Supplied entries:

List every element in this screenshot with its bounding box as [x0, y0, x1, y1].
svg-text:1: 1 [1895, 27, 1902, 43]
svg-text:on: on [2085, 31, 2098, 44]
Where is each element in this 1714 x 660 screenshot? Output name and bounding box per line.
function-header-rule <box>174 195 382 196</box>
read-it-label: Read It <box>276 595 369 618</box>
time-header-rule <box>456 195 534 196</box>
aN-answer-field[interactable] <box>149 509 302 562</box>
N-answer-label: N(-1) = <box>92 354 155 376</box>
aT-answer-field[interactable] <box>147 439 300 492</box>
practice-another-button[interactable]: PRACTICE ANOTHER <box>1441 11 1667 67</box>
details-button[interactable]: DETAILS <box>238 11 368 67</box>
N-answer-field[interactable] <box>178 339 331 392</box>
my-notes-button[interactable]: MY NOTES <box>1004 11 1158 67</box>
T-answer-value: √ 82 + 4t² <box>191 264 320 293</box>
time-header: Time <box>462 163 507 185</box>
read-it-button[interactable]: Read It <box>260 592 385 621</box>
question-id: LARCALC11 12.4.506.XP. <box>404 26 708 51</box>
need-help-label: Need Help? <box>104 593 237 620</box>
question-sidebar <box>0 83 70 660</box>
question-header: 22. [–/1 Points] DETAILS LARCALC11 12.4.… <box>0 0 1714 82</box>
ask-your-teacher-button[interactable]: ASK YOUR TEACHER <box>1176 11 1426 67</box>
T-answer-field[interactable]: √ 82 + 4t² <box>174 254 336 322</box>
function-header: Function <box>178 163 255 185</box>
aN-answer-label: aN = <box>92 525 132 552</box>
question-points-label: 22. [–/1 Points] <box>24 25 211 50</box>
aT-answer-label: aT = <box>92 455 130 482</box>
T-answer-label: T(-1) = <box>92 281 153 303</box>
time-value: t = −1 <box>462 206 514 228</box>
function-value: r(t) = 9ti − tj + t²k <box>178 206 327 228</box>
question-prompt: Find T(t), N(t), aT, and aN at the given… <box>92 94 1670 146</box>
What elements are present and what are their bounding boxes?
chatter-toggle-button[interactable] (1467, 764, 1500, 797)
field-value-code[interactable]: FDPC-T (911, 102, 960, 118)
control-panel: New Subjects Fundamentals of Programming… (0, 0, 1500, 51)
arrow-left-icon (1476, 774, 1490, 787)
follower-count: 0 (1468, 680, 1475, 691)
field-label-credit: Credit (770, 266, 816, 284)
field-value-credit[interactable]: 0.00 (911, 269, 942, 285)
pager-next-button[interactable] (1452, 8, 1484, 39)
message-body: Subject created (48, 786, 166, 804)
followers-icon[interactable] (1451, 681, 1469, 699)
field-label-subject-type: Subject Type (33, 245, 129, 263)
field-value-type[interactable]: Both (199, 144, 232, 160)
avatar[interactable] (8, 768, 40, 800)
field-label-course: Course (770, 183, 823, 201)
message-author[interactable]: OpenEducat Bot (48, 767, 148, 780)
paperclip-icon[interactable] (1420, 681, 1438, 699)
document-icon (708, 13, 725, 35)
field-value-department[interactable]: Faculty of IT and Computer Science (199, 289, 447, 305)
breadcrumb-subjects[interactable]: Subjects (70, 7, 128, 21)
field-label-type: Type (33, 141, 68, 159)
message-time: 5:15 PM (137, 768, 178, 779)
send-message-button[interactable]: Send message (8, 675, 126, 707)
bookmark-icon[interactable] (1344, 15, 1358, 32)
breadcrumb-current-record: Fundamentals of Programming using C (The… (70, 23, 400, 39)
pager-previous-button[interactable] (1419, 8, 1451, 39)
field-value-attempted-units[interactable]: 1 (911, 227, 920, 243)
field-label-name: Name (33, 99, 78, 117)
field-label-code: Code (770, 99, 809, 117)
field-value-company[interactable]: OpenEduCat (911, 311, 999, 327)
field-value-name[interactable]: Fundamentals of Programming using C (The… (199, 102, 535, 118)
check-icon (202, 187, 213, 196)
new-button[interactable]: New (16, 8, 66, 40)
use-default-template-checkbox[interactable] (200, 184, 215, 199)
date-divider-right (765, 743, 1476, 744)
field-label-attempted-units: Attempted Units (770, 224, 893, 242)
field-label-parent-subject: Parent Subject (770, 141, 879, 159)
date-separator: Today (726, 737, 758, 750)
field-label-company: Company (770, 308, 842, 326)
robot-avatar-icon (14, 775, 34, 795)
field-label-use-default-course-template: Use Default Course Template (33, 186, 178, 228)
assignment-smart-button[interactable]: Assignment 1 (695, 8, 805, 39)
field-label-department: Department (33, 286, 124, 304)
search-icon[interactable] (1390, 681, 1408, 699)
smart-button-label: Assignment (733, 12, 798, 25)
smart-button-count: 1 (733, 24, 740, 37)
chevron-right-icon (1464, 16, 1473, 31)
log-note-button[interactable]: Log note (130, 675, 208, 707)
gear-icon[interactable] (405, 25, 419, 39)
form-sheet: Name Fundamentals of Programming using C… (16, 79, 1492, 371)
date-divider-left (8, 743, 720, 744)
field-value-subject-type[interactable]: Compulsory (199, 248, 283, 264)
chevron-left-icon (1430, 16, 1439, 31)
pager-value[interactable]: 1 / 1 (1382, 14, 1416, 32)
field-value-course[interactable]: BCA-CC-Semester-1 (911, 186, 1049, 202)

Task statement: Copy the records above line for line, with nothing changed.

Solution to this exercise:
List every element in this screenshot with its bounding box as [x0, y0, x1, y1].
svg-text:1: 1 [1895, 27, 1902, 43]
svg-text:on: on [2085, 31, 2098, 44]
Where is each element in this 1714 x 660 screenshot? Output name and bounding box per line.
function-header-rule <box>174 195 382 196</box>
read-it-label: Read It <box>276 595 369 618</box>
time-header-rule <box>456 195 534 196</box>
aN-answer-field[interactable] <box>149 509 302 562</box>
N-answer-label: N(-1) = <box>92 354 155 376</box>
aT-answer-field[interactable] <box>147 439 300 492</box>
practice-another-button[interactable]: PRACTICE ANOTHER <box>1441 11 1667 67</box>
details-button[interactable]: DETAILS <box>238 11 368 67</box>
N-answer-field[interactable] <box>178 339 331 392</box>
my-notes-button[interactable]: MY NOTES <box>1004 11 1158 67</box>
T-answer-value: √ 82 + 4t² <box>191 264 320 293</box>
time-header: Time <box>462 163 507 185</box>
read-it-button[interactable]: Read It <box>260 592 385 621</box>
question-id: LARCALC11 12.4.506.XP. <box>404 26 708 51</box>
need-help-label: Need Help? <box>104 593 237 620</box>
question-sidebar <box>0 83 70 660</box>
question-header: 22. [–/1 Points] DETAILS LARCALC11 12.4.… <box>0 0 1714 82</box>
ask-your-teacher-button[interactable]: ASK YOUR TEACHER <box>1176 11 1426 67</box>
T-answer-field[interactable]: √ 82 + 4t² <box>174 254 336 322</box>
function-header: Function <box>178 163 255 185</box>
aN-answer-label: aN = <box>92 525 132 552</box>
question-points-label: 22. [–/1 Points] <box>24 25 211 50</box>
aT-answer-label: aT = <box>92 455 130 482</box>
T-answer-label: T(-1) = <box>92 281 153 303</box>
time-value: t = −1 <box>462 206 514 228</box>
function-value: r(t) = 9ti − tj + t²k <box>178 206 327 228</box>
question-prompt: Find T(t), N(t), aT, and aN at the given… <box>92 94 1670 146</box>
What elements are present and what are their bounding boxes?
chatter-toggle-button[interactable] (1467, 764, 1500, 797)
field-value-code[interactable]: FDPC-T (911, 102, 960, 118)
control-panel: New Subjects Fundamentals of Programming… (0, 0, 1500, 51)
arrow-left-icon (1476, 774, 1490, 787)
follower-count: 0 (1468, 680, 1475, 691)
field-label-credit: Credit (770, 266, 816, 284)
field-value-credit[interactable]: 0.00 (911, 269, 942, 285)
pager-next-button[interactable] (1452, 8, 1484, 39)
message-body: Subject created (48, 786, 166, 804)
followers-icon[interactable] (1451, 681, 1469, 699)
field-label-subject-type: Subject Type (33, 245, 129, 263)
field-value-type[interactable]: Both (199, 144, 232, 160)
avatar[interactable] (8, 768, 40, 800)
field-label-course: Course (770, 183, 823, 201)
message-author[interactable]: OpenEducat Bot (48, 767, 148, 780)
paperclip-icon[interactable] (1420, 681, 1438, 699)
document-icon (708, 13, 725, 35)
field-value-department[interactable]: Faculty of IT and Computer Science (199, 289, 447, 305)
breadcrumb-subjects[interactable]: Subjects (70, 7, 128, 21)
field-label-type: Type (33, 141, 68, 159)
message-time: 5:15 PM (137, 768, 178, 779)
send-message-button[interactable]: Send message (8, 675, 126, 707)
bookmark-icon[interactable] (1344, 15, 1358, 32)
breadcrumb-current-record: Fundamentals of Programming using C (The… (70, 23, 400, 39)
pager-previous-button[interactable] (1419, 8, 1451, 39)
field-value-attempted-units[interactable]: 1 (911, 227, 920, 243)
field-label-name: Name (33, 99, 78, 117)
field-label-code: Code (770, 99, 809, 117)
field-value-company[interactable]: OpenEduCat (911, 311, 999, 327)
field-value-name[interactable]: Fundamentals of Programming using C (The… (199, 102, 535, 118)
check-icon (202, 187, 213, 196)
new-button[interactable]: New (16, 8, 66, 40)
use-default-template-checkbox[interactable] (200, 184, 215, 199)
date-divider-right (765, 743, 1476, 744)
field-label-attempted-units: Attempted Units (770, 224, 893, 242)
field-label-parent-subject: Parent Subject (770, 141, 879, 159)
date-separator: Today (726, 737, 758, 750)
field-label-company: Company (770, 308, 842, 326)
robot-avatar-icon (14, 775, 34, 795)
field-label-use-default-course-template: Use Default Course Template (33, 186, 178, 228)
assignment-smart-button[interactable]: Assignment 1 (695, 8, 805, 39)
field-label-department: Department (33, 286, 124, 304)
search-icon[interactable] (1390, 681, 1408, 699)
smart-button-label: Assignment (733, 12, 798, 25)
smart-button-count: 1 (733, 24, 740, 37)
chevron-right-icon (1464, 16, 1473, 31)
log-note-button[interactable]: Log note (130, 675, 208, 707)
gear-icon[interactable] (405, 25, 419, 39)
form-sheet: Name Fundamentals of Programming using C… (16, 79, 1492, 371)
date-divider-left (8, 743, 720, 744)
field-value-subject-type[interactable]: Compulsory (199, 248, 283, 264)
chevron-left-icon (1430, 16, 1439, 31)
pager-value[interactable]: 1 / 1 (1382, 14, 1416, 32)
field-value-course[interactable]: BCA-CC-Semester-1 (911, 186, 1049, 202)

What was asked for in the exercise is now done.